■ DATA ENTRIES:

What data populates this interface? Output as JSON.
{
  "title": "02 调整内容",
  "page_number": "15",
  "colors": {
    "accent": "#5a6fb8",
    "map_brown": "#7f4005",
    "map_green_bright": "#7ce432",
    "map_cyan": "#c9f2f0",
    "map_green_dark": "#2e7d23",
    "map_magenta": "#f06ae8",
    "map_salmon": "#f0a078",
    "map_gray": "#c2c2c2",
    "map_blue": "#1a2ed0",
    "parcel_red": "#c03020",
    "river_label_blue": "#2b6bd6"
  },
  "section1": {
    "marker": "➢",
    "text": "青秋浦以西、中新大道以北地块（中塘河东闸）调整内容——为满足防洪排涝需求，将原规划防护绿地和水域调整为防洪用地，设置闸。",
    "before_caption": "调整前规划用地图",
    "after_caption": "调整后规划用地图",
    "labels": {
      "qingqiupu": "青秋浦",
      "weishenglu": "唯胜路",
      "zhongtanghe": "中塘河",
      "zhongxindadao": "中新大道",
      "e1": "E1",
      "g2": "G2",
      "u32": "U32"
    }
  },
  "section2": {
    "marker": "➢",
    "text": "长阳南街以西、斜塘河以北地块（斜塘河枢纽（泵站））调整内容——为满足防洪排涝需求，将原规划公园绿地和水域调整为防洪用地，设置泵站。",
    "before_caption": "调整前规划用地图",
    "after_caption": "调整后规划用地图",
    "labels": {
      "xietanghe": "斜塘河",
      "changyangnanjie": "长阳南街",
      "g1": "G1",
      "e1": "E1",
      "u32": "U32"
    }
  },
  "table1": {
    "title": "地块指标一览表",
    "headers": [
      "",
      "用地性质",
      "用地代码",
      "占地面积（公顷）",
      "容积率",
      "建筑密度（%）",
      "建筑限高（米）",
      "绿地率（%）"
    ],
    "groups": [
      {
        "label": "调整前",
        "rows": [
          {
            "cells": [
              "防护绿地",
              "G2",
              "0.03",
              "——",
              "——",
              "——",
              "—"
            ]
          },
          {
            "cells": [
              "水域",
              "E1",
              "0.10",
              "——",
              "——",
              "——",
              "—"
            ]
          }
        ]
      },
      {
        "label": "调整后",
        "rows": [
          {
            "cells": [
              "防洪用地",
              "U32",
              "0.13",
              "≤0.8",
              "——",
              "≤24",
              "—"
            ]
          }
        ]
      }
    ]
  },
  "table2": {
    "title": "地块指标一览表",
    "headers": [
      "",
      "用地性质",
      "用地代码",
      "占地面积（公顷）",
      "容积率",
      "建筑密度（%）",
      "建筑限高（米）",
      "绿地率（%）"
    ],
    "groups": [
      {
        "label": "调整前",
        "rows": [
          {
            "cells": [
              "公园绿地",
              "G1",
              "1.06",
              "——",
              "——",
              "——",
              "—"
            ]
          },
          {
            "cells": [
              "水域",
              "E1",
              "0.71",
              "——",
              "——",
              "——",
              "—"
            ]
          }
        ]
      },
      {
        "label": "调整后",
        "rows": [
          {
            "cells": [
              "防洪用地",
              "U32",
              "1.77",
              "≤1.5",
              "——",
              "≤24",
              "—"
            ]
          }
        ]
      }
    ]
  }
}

■ WHAT YOU SHOULD DO: Write the data back out verbatim.

■ ANSWER TO THE EXERCISE:
What data populates this interface? Output as JSON.
{
  "title": "02 调整内容",
  "page_number": "15",
  "colors": {
    "accent": "#5a6fb8",
    "map_brown": "#7f4005",
    "map_green_bright": "#7ce432",
    "map_cyan": "#c9f2f0",
    "map_green_dark": "#2e7d23",
    "map_magenta": "#f06ae8",
    "map_salmon": "#f0a078",
    "map_gray": "#c2c2c2",
    "map_blue": "#1a2ed0",
    "parcel_red": "#c03020",
    "river_label_blue": "#2b6bd6"
  },
  "section1": {
    "marker": "➢",
    "text": "青秋浦以西、中新大道以北地块（中塘河东闸）调整内容——为满足防洪排涝需求，将原规划防护绿地和水域调整为防洪用地，设置闸。",
    "before_caption": "调整前规划用地图",
    "after_caption": "调整后规划用地图",
    "labels": {
      "qingqiupu": "青秋浦",
      "weishenglu": "唯胜路",
      "zhongtanghe": "中塘河",
      "zhongxindadao": "中新大道",
      "e1": "E1",
      "g2": "G2",
      "u32": "U32"
    }
  },
  "section2": {
    "marker": "➢",
    "text": "长阳南街以西、斜塘河以北地块（斜塘河枢纽（泵站））调整内容——为满足防洪排涝需求，将原规划公园绿地和水域调整为防洪用地，设置泵站。",
    "before_caption": "调整前规划用地图",
    "after_caption": "调整后规划用地图",
    "labels": {
      "xietanghe": "斜塘河",
      "changyangnanjie": "长阳南街",
      "g1": "G1",
      "e1": "E1",
      "u32": "U32"
    }
  },
  "table1": {
    "title": "地块指标一览表",
    "headers": [
      "",
      "用地性质",
      "用地代码",
      "占地面积（公顷）",
      "容积率",
      "建筑密度（%）",
      "建筑限高（米）",
      "绿地率（%）"
    ],
    "groups": [
      {
        "label": "调整前",
        "rows": [
          {
            "cells": [
              "防护绿地",
              "G2",
              "0.03",
              "——",
              "——",
              "——",
              "—"
            ]
          },
          {
            "cells": [
              "水域",
              "E1",
              "0.10",
              "——",
              "——",
              "——",
              "—"
            ]
          }
        ]
      },
      {
        "label": "调整后",
        "rows": [
          {
            "cells": [
              "防洪用地",
              "U32",
              "0.13",
              "≤0.8",
              "——",
              "≤24",
              "—"
            ]
          }
        ]
      }
    ]
  },
  "table2": {
    "title": "地块指标一览表",
    "headers": [
      "",
      "用地性质",
      "用地代码",
      "占地面积（公顷）",
      "容积率",
      "建筑密度（%）",
      "建筑限高（米）",
      "绿地率（%）"
    ],
    "groups": [
      {
        "label": "调整前",
        "rows": [
          {
            "cells": [
              "公园绿地",
              "G1",
              "1.06",
              "——",
              "——",
              "——",
              "—"
            ]
          },
          {
            "cells": [
              "水域",
              "E1",
              "0.71",
              "——",
              "——",
              "——",
              "—"
            ]
          }
        ]
      },
      {
        "label": "调整后",
        "rows": [
          {
            "cells": [
              "防洪用地",
              "U32",
              "1.77",
              "≤1.5",
              "——",
              "≤24",
              "—"
            ]
          }
        ]
      }
    ]
  }
}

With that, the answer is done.